__Job__: From the entries below, copy every line where the string "ELEKTRYCZNE" appears.

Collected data
— START —

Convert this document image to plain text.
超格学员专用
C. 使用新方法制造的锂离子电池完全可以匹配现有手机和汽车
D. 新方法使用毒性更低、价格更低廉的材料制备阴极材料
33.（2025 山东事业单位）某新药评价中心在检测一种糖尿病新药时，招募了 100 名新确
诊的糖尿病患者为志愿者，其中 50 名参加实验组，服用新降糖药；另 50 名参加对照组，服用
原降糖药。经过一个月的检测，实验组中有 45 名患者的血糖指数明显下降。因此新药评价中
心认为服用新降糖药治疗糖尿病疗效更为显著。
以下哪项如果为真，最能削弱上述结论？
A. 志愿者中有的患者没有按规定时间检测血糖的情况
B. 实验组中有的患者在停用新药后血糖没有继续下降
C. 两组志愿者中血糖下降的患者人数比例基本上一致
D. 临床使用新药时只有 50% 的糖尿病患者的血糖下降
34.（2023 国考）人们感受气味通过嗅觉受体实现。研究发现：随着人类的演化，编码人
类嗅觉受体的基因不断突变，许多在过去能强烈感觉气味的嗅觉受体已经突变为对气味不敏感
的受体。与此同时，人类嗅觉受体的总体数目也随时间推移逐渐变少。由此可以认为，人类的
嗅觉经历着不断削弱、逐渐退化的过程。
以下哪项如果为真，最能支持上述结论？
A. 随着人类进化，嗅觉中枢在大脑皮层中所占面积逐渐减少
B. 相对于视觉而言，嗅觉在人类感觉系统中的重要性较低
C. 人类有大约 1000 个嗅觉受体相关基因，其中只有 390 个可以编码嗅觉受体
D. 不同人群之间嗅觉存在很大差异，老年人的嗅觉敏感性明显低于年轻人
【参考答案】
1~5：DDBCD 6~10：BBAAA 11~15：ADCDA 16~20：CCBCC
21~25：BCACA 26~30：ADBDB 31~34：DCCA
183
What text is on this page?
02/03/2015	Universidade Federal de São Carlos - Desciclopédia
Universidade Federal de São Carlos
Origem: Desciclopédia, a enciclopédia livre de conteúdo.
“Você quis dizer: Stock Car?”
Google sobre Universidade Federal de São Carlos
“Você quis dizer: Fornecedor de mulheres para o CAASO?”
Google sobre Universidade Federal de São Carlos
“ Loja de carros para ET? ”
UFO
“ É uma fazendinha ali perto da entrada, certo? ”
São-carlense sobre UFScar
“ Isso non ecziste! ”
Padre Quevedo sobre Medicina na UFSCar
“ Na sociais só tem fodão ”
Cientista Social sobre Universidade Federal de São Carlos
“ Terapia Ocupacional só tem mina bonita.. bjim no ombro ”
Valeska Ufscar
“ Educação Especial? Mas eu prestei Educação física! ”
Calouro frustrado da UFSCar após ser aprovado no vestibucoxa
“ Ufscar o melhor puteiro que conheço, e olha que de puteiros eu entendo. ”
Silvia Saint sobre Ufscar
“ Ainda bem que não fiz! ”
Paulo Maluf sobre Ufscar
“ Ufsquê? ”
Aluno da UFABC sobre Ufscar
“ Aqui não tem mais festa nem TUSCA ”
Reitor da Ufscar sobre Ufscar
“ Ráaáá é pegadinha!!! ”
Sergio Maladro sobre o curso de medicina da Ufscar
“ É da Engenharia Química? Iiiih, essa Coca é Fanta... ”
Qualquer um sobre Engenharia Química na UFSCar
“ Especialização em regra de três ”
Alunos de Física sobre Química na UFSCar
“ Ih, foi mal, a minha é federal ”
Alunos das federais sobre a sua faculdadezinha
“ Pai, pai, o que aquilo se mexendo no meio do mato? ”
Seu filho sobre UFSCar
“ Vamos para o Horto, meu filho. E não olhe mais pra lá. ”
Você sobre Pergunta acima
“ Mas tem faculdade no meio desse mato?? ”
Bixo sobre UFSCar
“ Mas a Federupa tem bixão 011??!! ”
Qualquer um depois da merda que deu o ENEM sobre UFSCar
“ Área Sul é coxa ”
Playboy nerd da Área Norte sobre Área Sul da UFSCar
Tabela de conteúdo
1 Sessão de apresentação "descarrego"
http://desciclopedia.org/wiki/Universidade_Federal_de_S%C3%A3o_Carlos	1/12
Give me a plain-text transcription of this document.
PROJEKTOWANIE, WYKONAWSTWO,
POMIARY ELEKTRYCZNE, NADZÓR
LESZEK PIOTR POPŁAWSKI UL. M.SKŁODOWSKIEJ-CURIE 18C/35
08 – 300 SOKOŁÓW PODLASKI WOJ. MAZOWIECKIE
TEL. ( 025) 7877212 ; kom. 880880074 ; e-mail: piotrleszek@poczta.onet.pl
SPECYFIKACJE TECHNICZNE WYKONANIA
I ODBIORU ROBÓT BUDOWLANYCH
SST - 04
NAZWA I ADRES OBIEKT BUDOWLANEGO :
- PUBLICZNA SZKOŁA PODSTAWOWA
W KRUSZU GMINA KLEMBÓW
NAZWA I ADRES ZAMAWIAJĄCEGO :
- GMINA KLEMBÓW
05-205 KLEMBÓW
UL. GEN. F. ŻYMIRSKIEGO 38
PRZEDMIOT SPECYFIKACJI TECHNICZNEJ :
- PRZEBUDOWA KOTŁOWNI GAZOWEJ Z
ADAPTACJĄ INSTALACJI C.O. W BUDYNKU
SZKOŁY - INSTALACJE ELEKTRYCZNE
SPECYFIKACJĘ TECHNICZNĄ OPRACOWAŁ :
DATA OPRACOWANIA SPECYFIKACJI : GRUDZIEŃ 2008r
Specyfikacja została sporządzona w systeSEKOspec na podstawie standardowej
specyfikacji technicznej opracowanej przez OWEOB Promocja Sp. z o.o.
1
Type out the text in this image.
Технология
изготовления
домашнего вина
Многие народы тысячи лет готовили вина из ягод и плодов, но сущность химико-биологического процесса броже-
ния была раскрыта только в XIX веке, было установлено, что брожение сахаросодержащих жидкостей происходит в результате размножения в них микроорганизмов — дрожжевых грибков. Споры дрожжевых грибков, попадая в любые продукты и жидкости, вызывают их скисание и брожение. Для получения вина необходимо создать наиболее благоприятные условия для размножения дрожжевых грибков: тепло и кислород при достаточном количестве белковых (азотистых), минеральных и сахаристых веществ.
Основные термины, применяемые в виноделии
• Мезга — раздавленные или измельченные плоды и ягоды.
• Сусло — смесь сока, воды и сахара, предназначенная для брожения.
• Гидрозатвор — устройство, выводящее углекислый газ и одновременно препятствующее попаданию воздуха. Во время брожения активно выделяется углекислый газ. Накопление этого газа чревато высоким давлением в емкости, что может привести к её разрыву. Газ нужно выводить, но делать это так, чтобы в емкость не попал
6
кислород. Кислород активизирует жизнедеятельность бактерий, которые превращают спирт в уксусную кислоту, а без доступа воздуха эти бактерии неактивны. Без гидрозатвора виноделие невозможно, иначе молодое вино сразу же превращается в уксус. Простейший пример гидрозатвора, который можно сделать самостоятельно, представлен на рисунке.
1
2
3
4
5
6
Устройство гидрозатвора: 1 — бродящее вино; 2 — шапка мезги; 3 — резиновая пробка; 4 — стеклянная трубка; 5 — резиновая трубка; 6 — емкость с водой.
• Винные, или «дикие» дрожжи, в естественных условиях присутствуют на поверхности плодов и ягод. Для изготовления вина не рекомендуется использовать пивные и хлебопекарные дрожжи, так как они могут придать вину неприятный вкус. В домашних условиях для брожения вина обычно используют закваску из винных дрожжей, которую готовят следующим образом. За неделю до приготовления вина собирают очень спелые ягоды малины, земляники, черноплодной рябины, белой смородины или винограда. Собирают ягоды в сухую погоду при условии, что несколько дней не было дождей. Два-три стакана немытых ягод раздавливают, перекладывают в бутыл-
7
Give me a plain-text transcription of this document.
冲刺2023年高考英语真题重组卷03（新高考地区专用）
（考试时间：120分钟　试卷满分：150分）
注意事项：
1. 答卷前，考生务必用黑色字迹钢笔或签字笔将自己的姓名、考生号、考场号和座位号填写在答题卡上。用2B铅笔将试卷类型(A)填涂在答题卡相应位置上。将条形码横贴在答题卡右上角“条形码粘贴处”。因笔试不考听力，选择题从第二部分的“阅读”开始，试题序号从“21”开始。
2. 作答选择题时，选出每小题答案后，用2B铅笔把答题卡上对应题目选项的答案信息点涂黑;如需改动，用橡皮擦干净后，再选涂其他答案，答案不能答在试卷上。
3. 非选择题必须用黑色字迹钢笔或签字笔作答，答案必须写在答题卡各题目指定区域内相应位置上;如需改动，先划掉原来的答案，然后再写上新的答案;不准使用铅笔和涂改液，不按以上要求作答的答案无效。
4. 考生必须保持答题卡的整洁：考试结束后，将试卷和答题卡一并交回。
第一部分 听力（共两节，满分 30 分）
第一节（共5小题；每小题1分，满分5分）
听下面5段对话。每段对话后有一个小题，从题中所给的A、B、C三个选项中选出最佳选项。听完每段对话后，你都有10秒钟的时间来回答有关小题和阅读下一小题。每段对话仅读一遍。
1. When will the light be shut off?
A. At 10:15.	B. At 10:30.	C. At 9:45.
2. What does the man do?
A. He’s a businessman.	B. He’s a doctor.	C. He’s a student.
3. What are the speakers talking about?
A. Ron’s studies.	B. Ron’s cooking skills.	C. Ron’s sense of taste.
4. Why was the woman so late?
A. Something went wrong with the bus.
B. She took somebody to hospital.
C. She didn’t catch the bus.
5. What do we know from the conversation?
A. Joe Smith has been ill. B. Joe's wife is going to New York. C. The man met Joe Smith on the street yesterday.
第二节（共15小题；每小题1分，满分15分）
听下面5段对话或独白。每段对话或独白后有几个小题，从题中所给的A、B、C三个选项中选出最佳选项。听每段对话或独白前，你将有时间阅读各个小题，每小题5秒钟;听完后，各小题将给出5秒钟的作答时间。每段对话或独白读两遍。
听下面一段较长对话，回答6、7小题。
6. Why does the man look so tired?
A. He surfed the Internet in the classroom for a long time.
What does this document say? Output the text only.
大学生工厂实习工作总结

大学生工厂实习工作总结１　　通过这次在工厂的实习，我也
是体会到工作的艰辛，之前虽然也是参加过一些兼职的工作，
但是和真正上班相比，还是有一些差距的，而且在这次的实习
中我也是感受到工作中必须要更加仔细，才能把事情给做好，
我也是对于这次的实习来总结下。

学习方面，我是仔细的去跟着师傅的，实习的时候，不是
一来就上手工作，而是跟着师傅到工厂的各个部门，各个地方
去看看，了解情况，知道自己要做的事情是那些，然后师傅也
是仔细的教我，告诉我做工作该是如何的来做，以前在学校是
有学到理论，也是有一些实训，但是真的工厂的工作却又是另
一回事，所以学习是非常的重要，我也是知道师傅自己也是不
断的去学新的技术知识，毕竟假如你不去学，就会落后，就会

— END —

__Exercise solution__:
POMIARY ELEKTRYCZNE, NADZÓR
SZKOŁY - INSTALACJE ELEKTRYCZNE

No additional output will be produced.